INSTRUCCIONES DE TRABAJO — Prolonga la reseña del restaurante junto a la estación de tren de Venecia a partir de su última oración.

TEXTO DEL EJERCICIO —
************
Llegada a Venecia en un nuevo periplo por una Ciudad de ensueño con la necesidad de saber que tienes que encontrar un sitio para cenar tarde y para comer pronto -pues llegábamos mi mujer y yo a Venecia casi de noche y nos íbamos a Florencia casi al mediodia-.
Había que buscar algo al lado del hotel, situado en las inmediaciones de la estación de tren.. y, dado que había el comentario aquí vertido, me fie de lo allí comentado.
Ubicación: está bastante alejado del centro (piazza S. Marcos, 30 minutos a pie) y como ya digo, al lado de la estación de tren -la ferrovia, que aparace en mil carteles indicadores-. Por eso, quizá si no tienes el hotel por esta zona te caiga un poco a desmano ir, pero si no quieres cenar mucho -y quieres porbar una muy buena pizza- éste sea el lugar.
Entorno: Precisamente por estar donde está -y que no tiene vistas al canal- el entorno exterior es un poco pobre.. ubicado en una calle no muy difícil de encontrar, pues va paralela al canal. Entorno interior: pues casi diría que esta a medio camino entre un bar de tapas y una trattoria, con vinos de decoración y poco más.
Mesas muy normalitas, como las sillas y el resto de la infraestructura restaurantera (vasos, platos, etc.) Buenos cubiertos. No hay manteles; bueno sí, pero de papel.
El restaurante es cubierto casi en su totalidd, con un pequeño patio trasero, que es donde mejor se está (un poco de aire libre). Ahí estuvimos la segunda vez y, si el tiempo es agradable, la verdad es que se está de cine. Sólo hay aquí tres mesitas; dentro 10 o 12 más.
Servicio normal, sin prisas pero sin pausas. Camareros simpáticos y despreocupadillos. Sin agobios y atentos.
La comida: italiana, italiana: pasta y pizza. Pero pizzas sin cuartel, 35/40 tipos, rojas (con base de tomate), blancas, picantes... mil combinaciones. Buen surtido para elegir. Y el tamaño muy, muy importante.
La bebida: no presté atención a los vinos porque no me pareció que la oferta fuese interesante y la sed era importante. A por la cerveza. Un buen copón (pídase birra alla spina -las cañas de toda la vida). No era barata, pero muy bien tirada, muy bien de temperatura y muy rica. La segunda vez pedimos también cerveza.. mejor ir sobre seguro. Por cierto, tienen una variedad muy buena de las mismas.
************
ENTRADAS REGISTRADAS —
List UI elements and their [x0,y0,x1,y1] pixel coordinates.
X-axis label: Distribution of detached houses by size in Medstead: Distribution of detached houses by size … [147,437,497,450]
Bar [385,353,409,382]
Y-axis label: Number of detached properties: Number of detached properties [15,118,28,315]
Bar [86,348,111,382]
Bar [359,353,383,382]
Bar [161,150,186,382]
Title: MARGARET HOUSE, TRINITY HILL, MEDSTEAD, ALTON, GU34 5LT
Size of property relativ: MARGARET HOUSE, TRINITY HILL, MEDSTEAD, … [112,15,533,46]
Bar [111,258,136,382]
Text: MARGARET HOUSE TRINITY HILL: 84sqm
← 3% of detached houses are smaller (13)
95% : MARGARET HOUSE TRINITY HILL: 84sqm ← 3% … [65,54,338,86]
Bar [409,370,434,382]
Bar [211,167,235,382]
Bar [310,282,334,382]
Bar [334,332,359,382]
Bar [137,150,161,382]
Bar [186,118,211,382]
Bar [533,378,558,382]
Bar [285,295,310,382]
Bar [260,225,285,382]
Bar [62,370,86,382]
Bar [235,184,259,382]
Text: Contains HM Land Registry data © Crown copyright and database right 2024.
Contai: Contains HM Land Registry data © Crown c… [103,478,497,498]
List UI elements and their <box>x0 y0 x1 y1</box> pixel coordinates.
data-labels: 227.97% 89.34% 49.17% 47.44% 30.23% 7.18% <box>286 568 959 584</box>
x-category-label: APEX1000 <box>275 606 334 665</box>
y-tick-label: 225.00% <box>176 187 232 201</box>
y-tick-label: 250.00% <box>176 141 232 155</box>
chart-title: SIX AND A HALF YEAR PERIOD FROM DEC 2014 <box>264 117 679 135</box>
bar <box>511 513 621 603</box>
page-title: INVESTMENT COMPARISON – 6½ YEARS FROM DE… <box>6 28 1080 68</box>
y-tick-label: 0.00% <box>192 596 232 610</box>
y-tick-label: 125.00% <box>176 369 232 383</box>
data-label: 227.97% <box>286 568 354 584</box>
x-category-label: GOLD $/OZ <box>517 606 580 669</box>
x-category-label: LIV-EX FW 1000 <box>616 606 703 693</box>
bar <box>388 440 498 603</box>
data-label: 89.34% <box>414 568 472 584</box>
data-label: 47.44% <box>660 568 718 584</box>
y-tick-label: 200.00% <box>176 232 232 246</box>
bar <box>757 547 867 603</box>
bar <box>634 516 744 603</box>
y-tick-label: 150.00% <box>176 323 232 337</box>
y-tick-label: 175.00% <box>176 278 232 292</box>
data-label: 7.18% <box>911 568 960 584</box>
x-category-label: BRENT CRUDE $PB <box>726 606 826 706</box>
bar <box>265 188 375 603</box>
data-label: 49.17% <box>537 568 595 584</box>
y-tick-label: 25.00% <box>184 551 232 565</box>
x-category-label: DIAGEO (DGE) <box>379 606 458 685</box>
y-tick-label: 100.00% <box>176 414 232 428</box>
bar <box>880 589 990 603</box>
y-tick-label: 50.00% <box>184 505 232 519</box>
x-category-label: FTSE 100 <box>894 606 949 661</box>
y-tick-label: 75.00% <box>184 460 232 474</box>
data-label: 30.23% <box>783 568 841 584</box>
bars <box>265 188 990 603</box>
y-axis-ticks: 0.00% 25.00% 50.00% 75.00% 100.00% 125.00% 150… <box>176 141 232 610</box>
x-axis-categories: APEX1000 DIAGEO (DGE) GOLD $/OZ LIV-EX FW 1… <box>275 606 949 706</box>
************
RESPUESTA DEL EJERCICIO —
No puntuo, en consecuencia, el servicio del vino.
Las pizzas elegidas: El día de la cena.. una cuatro quesos exquisita. Buen topping de quesos. Masa fina, finísima.. se quebraba con solo tocarla. Bien cocida -ni cruda ni quemada-. El ejemplo de lo que, a mi entender, tiene que ser esa pizza (9,5).
El día de la comida.. una pizza roja -una calzone, supercalzone más bien- de un poco menos de nivel que la cuatro quesos, pero muy buena también, con esos champiñones melosos y ese queso y york bien fundido. Y una blanca, la pizza rita -disculpadme que no me acuerde de los componentes-, pero creo recordar que la base era tomate natural champiñones y, sobre todo, berenjenas -muy rica, pero le faltaba ese puntín de tomate trabajado-
Puede ser que entre las 10 mejores pizzas que haya comido en Italia (y van unos cuantos viajes), evitando así engrudos que pasan por ese nombre pero que no dejan de ser suelas de zapatos (véase mi comentario del restaurante La rosa dei venti, cercano a éste).
Para quince euritos por persona la verdad es que no está nada, nada mal.
Un sitio de los que te son útiles por si quieres cenar tranquilo y sin agobios.. y, lógico, disfrutando de una de las magnifiencias con la que nos ha premiado a los mortales la cocina italiana: las pizzas auténticas, las de verdad.